>> Start Information provided
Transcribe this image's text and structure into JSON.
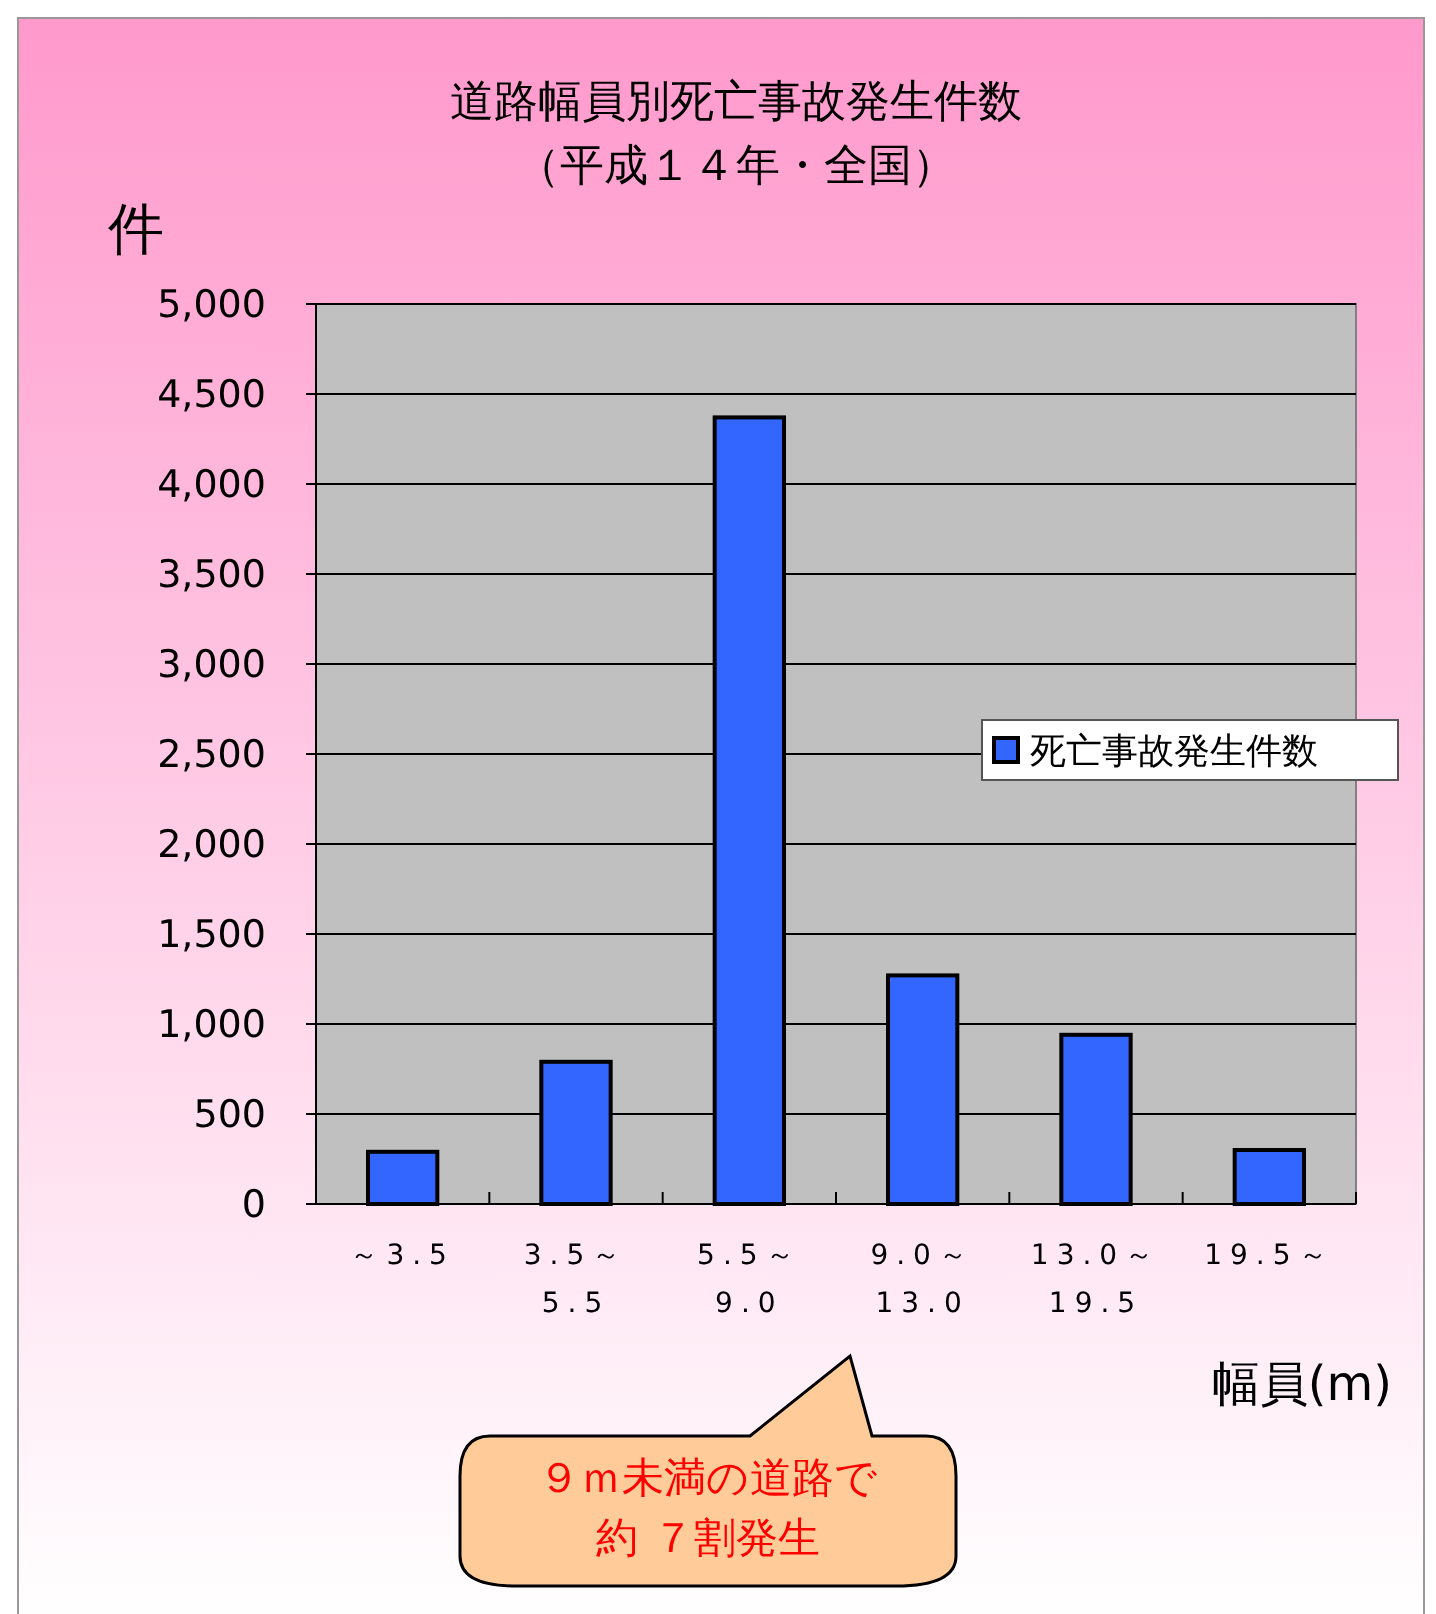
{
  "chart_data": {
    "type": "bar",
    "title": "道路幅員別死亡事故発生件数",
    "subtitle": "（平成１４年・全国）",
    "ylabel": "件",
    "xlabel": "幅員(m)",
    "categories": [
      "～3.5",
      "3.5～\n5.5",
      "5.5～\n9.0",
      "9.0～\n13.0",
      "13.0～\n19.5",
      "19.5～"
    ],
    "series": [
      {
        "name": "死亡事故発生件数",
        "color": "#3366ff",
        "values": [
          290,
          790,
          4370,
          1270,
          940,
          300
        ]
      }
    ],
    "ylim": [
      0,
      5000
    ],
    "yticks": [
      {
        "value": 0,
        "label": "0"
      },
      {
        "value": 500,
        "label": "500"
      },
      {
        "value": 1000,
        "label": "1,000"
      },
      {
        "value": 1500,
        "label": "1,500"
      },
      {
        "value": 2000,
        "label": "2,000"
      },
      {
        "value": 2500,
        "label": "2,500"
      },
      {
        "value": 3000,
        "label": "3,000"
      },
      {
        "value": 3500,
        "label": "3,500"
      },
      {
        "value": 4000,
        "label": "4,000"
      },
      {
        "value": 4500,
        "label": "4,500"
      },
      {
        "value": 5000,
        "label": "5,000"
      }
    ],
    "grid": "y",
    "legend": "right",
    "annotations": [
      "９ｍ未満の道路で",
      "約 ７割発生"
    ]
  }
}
>> End Information provided
>> Start Information provided
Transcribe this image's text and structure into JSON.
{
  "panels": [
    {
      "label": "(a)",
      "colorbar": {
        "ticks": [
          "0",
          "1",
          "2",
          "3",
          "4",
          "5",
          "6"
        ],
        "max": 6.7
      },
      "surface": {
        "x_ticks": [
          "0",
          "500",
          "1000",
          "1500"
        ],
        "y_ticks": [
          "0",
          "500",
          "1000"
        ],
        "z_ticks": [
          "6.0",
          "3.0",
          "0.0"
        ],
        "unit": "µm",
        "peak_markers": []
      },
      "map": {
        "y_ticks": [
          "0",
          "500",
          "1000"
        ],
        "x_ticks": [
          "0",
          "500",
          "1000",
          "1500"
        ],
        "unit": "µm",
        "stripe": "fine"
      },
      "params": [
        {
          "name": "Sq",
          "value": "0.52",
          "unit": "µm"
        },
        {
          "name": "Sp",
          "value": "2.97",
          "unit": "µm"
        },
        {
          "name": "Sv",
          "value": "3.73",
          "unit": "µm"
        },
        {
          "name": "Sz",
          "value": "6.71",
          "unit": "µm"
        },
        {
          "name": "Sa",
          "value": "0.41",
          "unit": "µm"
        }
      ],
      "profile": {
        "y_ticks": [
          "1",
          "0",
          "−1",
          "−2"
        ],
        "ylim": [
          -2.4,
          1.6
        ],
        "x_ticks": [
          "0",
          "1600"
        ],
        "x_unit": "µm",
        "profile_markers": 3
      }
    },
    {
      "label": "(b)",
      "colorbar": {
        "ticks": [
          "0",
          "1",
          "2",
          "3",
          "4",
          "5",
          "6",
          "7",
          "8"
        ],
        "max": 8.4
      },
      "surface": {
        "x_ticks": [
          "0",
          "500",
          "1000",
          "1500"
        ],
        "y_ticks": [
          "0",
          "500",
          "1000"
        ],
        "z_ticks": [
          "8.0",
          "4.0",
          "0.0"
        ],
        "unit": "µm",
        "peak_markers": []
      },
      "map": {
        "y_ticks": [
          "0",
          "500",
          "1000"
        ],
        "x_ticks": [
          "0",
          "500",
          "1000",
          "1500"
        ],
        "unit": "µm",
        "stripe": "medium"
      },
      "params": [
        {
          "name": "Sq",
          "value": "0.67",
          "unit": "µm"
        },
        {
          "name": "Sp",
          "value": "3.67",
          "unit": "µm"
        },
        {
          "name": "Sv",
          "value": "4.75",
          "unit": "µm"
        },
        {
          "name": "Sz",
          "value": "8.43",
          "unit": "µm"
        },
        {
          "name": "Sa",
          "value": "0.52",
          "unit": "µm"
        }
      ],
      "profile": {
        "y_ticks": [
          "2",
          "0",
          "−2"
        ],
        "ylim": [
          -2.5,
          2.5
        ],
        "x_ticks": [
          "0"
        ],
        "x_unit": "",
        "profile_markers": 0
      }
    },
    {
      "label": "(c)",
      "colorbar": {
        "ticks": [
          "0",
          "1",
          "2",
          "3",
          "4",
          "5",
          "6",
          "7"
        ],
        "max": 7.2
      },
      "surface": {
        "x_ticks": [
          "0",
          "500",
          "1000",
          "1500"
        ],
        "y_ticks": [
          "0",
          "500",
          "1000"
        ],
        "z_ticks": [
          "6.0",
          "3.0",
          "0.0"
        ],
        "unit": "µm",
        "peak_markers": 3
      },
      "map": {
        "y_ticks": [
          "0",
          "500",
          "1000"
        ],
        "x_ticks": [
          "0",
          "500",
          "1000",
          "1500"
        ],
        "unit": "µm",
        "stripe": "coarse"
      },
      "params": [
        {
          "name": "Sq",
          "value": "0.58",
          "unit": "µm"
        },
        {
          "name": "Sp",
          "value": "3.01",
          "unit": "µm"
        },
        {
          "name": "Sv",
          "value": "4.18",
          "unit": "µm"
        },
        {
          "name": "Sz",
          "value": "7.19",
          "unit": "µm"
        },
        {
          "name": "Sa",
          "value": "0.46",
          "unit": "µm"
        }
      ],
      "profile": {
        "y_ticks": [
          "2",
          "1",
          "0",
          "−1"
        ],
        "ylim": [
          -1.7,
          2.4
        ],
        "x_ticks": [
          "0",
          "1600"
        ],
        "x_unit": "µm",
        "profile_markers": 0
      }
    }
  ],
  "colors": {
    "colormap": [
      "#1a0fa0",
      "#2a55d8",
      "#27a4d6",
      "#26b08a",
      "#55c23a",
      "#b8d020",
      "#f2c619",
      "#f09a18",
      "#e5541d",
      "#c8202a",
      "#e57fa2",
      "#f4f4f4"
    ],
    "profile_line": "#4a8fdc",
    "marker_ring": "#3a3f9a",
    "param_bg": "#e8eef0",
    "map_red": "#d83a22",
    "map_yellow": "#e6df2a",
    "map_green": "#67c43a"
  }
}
>> End Information provided
>> Start Information provided
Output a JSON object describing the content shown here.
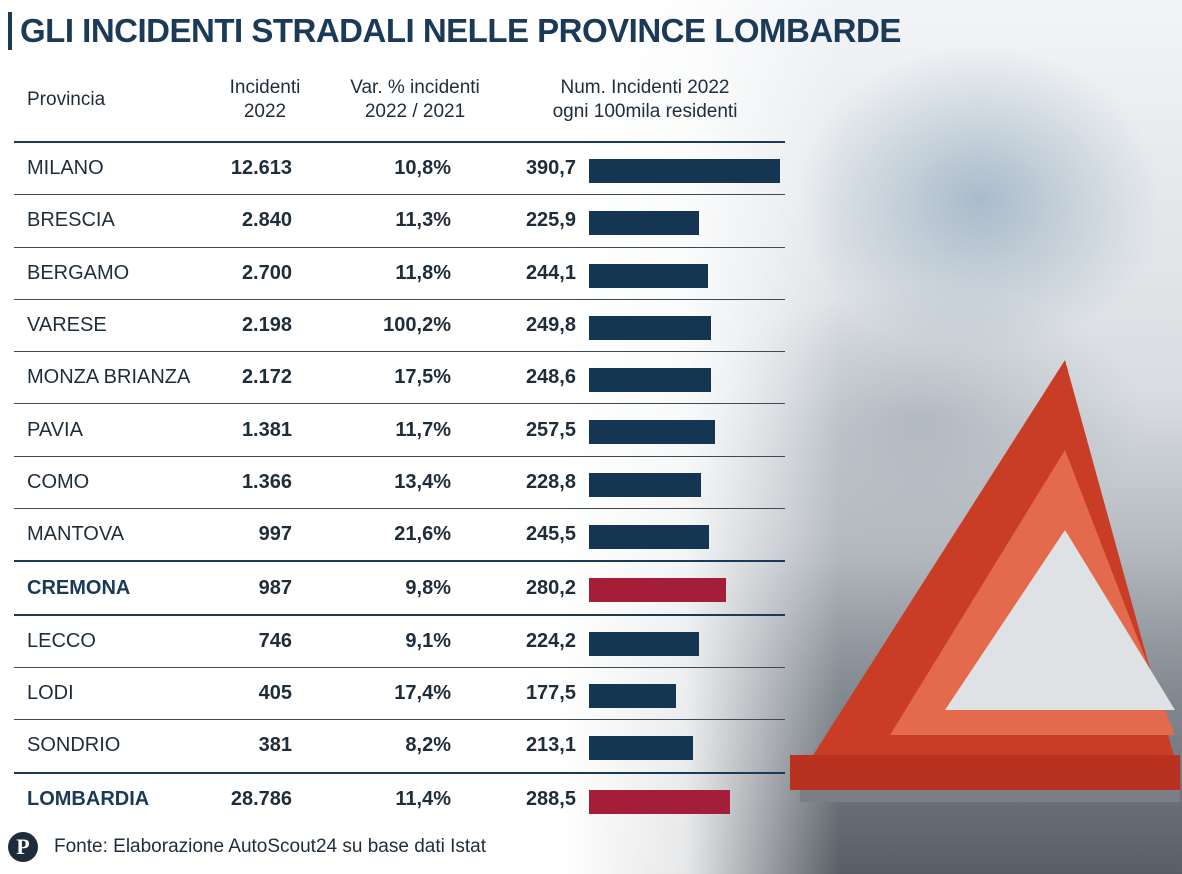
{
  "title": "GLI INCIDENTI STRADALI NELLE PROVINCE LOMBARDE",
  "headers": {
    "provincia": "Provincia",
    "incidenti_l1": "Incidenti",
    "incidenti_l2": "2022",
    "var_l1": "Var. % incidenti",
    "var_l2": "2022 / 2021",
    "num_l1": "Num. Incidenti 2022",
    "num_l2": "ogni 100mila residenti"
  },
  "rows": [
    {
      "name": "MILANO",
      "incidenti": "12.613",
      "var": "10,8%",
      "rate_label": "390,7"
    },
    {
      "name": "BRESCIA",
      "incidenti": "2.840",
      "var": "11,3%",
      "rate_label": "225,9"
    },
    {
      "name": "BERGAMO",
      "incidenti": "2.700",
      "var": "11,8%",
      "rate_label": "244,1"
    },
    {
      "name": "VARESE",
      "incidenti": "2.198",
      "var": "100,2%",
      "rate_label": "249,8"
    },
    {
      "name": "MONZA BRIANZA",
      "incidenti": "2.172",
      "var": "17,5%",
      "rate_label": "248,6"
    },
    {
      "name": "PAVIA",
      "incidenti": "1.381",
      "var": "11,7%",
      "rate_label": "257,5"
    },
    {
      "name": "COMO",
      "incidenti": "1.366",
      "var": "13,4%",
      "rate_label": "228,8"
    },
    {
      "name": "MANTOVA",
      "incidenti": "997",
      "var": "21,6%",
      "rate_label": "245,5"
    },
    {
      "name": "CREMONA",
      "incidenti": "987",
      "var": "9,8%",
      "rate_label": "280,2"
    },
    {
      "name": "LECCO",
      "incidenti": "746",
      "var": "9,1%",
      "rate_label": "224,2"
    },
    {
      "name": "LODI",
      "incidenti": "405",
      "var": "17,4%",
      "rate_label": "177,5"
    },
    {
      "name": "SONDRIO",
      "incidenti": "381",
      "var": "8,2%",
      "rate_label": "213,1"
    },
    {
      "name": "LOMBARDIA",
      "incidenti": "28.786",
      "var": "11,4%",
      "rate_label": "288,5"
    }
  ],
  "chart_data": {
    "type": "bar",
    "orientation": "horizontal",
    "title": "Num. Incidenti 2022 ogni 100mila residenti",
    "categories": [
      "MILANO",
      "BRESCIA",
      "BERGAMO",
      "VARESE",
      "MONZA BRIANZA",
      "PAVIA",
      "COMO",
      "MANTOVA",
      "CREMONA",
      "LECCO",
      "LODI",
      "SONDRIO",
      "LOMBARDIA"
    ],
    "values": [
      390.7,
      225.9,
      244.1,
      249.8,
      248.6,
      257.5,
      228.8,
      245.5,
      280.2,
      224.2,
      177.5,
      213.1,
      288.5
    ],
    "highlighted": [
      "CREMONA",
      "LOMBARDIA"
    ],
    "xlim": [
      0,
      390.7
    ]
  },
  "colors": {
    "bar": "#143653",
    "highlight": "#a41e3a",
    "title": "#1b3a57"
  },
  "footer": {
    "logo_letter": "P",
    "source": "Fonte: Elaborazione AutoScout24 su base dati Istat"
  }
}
>> End Information provided
• [Goal]: Give a single number: the count of lines above that include the word "residenti".

• [Full solution]: 2